GIVEN INSTRUCTION
Omit every picture and output the rest of the records exactly as they are.

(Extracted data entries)
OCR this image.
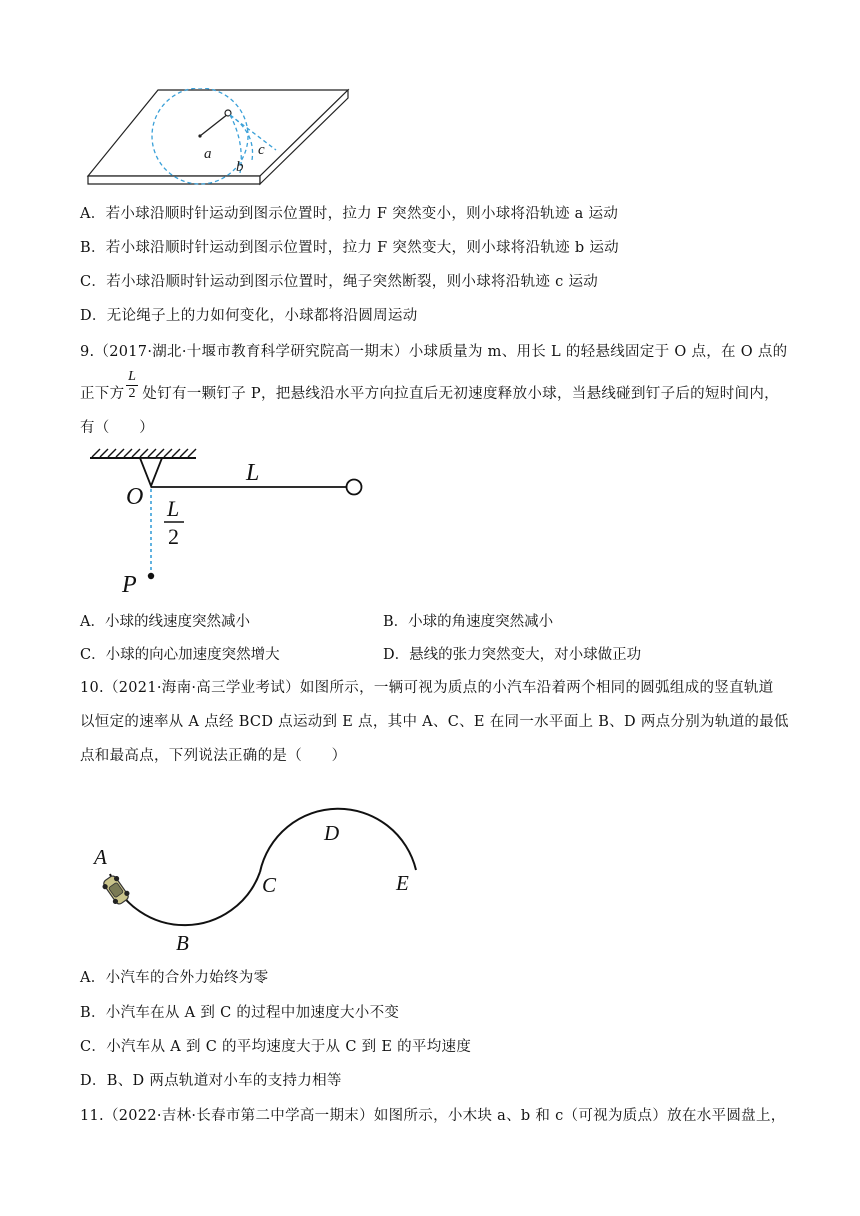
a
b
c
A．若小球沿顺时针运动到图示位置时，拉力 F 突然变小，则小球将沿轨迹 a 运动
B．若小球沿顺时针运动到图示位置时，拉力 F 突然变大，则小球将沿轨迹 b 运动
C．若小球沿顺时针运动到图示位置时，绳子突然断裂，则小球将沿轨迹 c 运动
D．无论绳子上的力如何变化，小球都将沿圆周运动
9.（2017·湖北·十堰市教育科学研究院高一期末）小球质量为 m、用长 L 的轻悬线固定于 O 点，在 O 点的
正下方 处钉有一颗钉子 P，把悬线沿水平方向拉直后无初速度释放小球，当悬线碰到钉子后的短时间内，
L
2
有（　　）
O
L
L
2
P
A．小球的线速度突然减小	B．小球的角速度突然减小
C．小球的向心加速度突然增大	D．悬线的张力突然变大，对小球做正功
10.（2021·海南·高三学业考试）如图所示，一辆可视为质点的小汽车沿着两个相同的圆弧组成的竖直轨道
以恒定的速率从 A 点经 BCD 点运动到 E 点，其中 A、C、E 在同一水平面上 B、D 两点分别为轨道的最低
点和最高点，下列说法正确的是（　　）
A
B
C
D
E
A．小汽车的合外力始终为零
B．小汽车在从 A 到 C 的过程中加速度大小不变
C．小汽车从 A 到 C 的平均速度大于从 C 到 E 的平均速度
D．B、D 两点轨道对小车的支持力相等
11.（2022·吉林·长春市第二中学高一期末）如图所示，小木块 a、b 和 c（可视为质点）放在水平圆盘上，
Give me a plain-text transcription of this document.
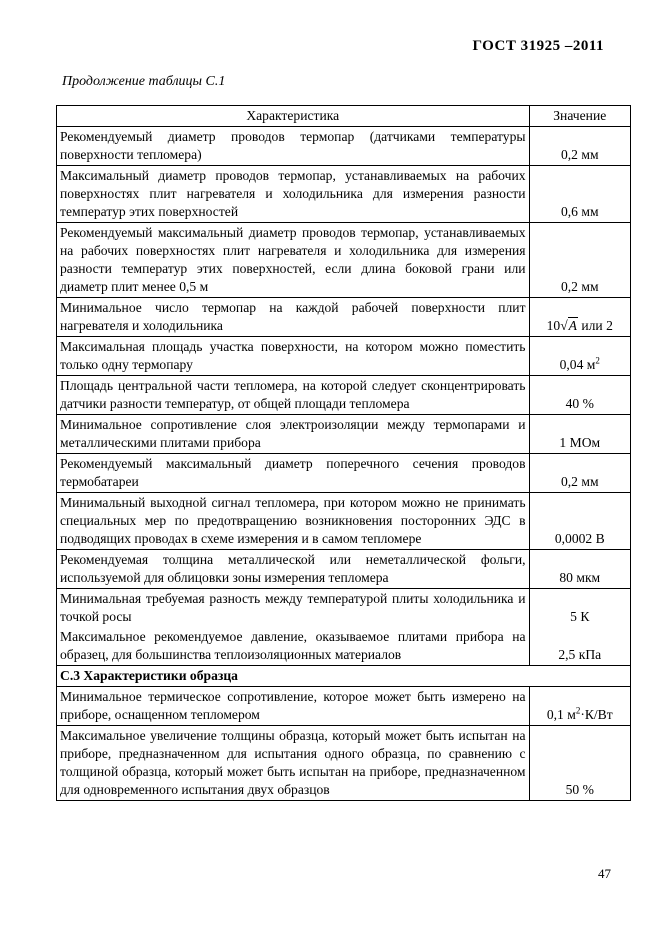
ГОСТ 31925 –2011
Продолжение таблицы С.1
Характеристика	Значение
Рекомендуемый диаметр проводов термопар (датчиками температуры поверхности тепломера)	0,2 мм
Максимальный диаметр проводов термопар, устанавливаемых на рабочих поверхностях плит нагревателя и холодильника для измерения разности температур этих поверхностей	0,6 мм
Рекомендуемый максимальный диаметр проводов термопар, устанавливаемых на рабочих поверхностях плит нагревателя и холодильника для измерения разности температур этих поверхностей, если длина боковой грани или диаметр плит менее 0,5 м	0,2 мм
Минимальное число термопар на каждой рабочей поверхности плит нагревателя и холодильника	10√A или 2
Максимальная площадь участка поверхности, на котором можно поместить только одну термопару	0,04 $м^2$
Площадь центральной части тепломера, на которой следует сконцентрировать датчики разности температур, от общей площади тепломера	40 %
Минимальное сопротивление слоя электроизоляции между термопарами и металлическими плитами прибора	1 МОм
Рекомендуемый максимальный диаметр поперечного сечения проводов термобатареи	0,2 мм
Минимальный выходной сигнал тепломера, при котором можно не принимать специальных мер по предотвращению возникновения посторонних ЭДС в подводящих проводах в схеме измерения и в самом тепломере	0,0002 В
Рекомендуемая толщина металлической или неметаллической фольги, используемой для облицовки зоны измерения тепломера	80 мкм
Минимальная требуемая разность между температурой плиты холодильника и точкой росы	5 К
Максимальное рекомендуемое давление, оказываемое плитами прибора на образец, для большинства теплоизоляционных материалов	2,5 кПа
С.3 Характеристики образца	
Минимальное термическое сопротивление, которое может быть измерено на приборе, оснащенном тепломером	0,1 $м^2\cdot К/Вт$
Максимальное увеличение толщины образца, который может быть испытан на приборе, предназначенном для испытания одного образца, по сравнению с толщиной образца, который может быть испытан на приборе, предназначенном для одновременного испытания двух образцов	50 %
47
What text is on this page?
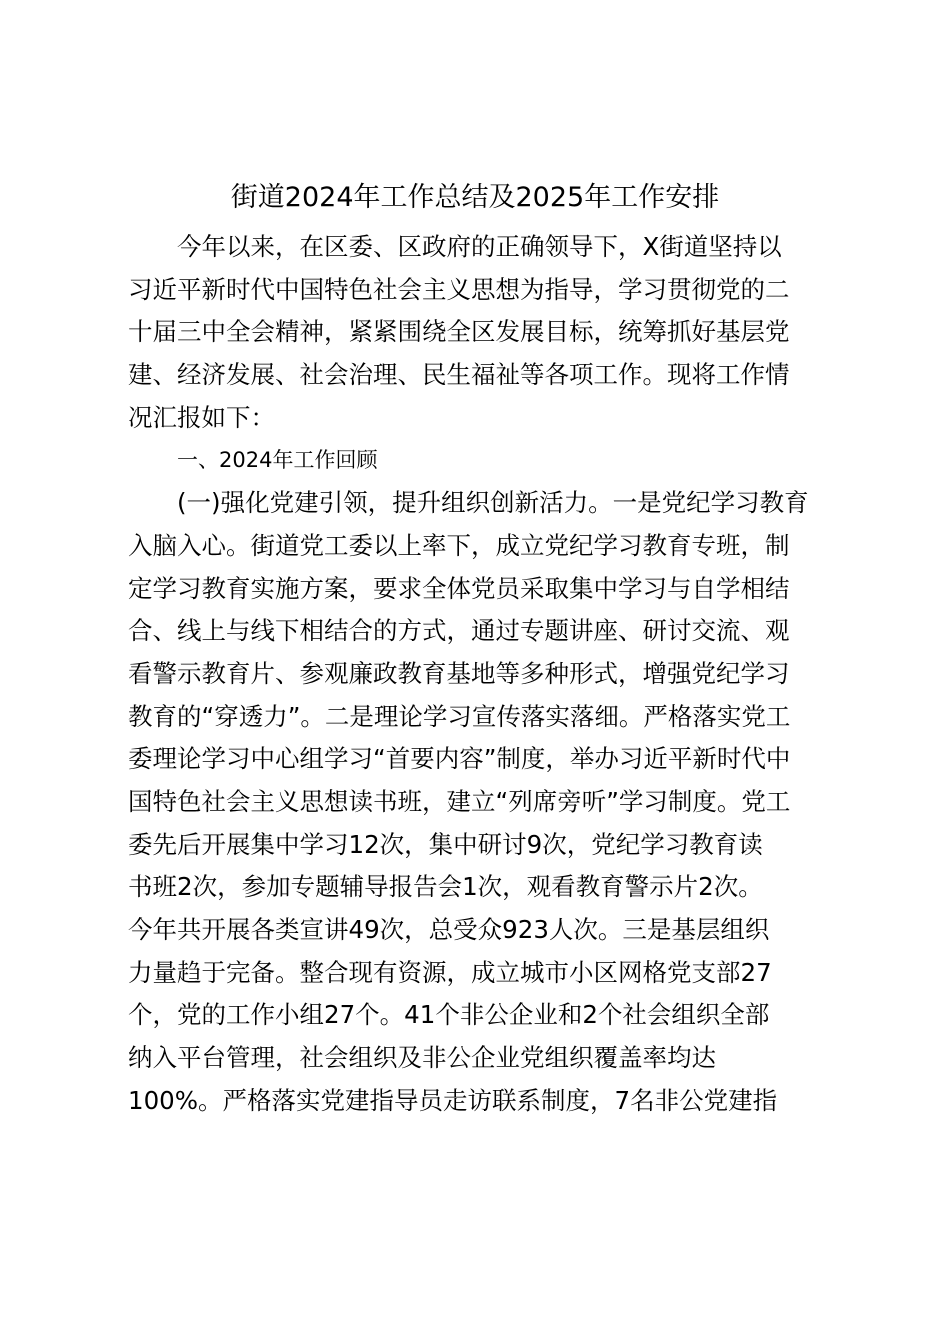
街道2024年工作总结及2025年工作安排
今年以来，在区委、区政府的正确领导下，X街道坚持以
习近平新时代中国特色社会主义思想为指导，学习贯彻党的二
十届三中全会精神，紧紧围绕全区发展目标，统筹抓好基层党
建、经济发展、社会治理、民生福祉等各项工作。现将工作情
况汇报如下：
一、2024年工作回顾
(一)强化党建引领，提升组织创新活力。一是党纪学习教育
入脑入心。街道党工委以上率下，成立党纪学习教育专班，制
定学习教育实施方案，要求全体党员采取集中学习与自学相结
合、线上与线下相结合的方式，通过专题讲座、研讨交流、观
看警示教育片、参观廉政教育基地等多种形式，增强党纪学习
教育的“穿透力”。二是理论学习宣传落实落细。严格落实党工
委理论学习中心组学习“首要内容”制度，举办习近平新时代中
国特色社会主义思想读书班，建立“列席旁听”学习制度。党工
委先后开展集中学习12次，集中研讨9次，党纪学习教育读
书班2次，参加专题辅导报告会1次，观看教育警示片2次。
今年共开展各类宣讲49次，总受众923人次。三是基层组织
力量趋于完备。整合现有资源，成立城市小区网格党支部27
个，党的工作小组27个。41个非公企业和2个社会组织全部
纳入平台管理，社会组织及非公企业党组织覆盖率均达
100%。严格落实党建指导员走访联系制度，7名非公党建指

RESULT OF THE EXERCISE
OCR this image.
a
b
c
A．若小球沿顺时针运动到图示位置时，拉力 F 突然变小，则小球将沿轨迹 a 运动
B．若小球沿顺时针运动到图示位置时，拉力 F 突然变大，则小球将沿轨迹 b 运动
C．若小球沿顺时针运动到图示位置时，绳子突然断裂，则小球将沿轨迹 c 运动
D．无论绳子上的力如何变化，小球都将沿圆周运动
9.（2017·湖北·十堰市教育科学研究院高一期末）小球质量为 m、用长 L 的轻悬线固定于 O 点，在 O 点的
正下方 处钉有一颗钉子 P，把悬线沿水平方向拉直后无初速度释放小球，当悬线碰到钉子后的短时间内，
L
2
有（　　）
O
L
L
2
P
A．小球的线速度突然减小	B．小球的角速度突然减小
C．小球的向心加速度突然增大	D．悬线的张力突然变大，对小球做正功
10.（2021·海南·高三学业考试）如图所示，一辆可视为质点的小汽车沿着两个相同的圆弧组成的竖直轨道
以恒定的速率从 A 点经 BCD 点运动到 E 点，其中 A、C、E 在同一水平面上 B、D 两点分别为轨道的最低
点和最高点，下列说法正确的是（　　）
A
B
C
D
E
A．小汽车的合外力始终为零
B．小汽车在从 A 到 C 的过程中加速度大小不变
C．小汽车从 A 到 C 的平均速度大于从 C 到 E 的平均速度
D．B、D 两点轨道对小车的支持力相等
11.（2022·吉林·长春市第二中学高一期末）如图所示，小木块 a、b 和 c（可视为质点）放在水平圆盘上，
Give me a plain-text transcription of this document.
ГОСТ 31925 –2011
Продолжение таблицы С.1
Характеристика	Значение
Рекомендуемый диаметр проводов термопар (датчиками температуры поверхности тепломера)	0,2 мм
Максимальный диаметр проводов термопар, устанавливаемых на рабочих поверхностях плит нагревателя и холодильника для измерения разности температур этих поверхностей	0,6 мм
Рекомендуемый максимальный диаметр проводов термопар, устанавливаемых на рабочих поверхностях плит нагревателя и холодильника для измерения разности температур этих поверхностей, если длина боковой грани или диаметр плит менее 0,5 м	0,2 мм
Минимальное число термопар на каждой рабочей поверхности плит нагревателя и холодильника	10√A или 2
Максимальная площадь участка поверхности, на котором можно поместить только одну термопару	0,04 $м^2$
Площадь центральной части тепломера, на которой следует сконцентрировать датчики разности температур, от общей площади тепломера	40 %
Минимальное сопротивление слоя электроизоляции между термопарами и металлическими плитами прибора	1 МОм
Рекомендуемый максимальный диаметр поперечного сечения проводов термобатареи	0,2 мм
Минимальный выходной сигнал тепломера, при котором можно не принимать специальных мер по предотвращению возникновения посторонних ЭДС в подводящих проводах в схеме измерения и в самом тепломере	0,0002 В
Рекомендуемая толщина металлической или неметаллической фольги, используемой для облицовки зоны измерения тепломера	80 мкм
Минимальная требуемая разность между температурой плиты холодильника и точкой росы	5 К
Максимальное рекомендуемое давление, оказываемое плитами прибора на образец, для большинства теплоизоляционных материалов	2,5 кПа
С.3 Характеристики образца	
Минимальное термическое сопротивление, которое может быть измерено на приборе, оснащенном тепломером	0,1 $м^2\cdot К/Вт$
Максимальное увеличение толщины образца, который может быть испытан на приборе, предназначенном для испытания одного образца, по сравнению с толщиной образца, который может быть испытан на приборе, предназначенном для одновременного испытания двух образцов	50 %
47
What text is on this page?
街道2024年工作总结及2025年工作安排
今年以来，在区委、区政府的正确领导下，X街道坚持以
习近平新时代中国特色社会主义思想为指导，学习贯彻党的二
十届三中全会精神，紧紧围绕全区发展目标，统筹抓好基层党
建、经济发展、社会治理、民生福祉等各项工作。现将工作情
况汇报如下：
一、2024年工作回顾
(一)强化党建引领，提升组织创新活力。一是党纪学习教育
入脑入心。街道党工委以上率下，成立党纪学习教育专班，制
定学习教育实施方案，要求全体党员采取集中学习与自学相结
合、线上与线下相结合的方式，通过专题讲座、研讨交流、观
看警示教育片、参观廉政教育基地等多种形式，增强党纪学习
教育的“穿透力”。二是理论学习宣传落实落细。严格落实党工
委理论学习中心组学习“首要内容”制度，举办习近平新时代中
国特色社会主义思想读书班，建立“列席旁听”学习制度。党工
委先后开展集中学习12次，集中研讨9次，党纪学习教育读
书班2次，参加专题辅导报告会1次，观看教育警示片2次。
今年共开展各类宣讲49次，总受众923人次。三是基层组织
力量趋于完备。整合现有资源，成立城市小区网格党支部27
个，党的工作小组27个。41个非公企业和2个社会组织全部
纳入平台管理，社会组织及非公企业党组织覆盖率均达
100%。严格落实党建指导员走访联系制度，7名非公党建指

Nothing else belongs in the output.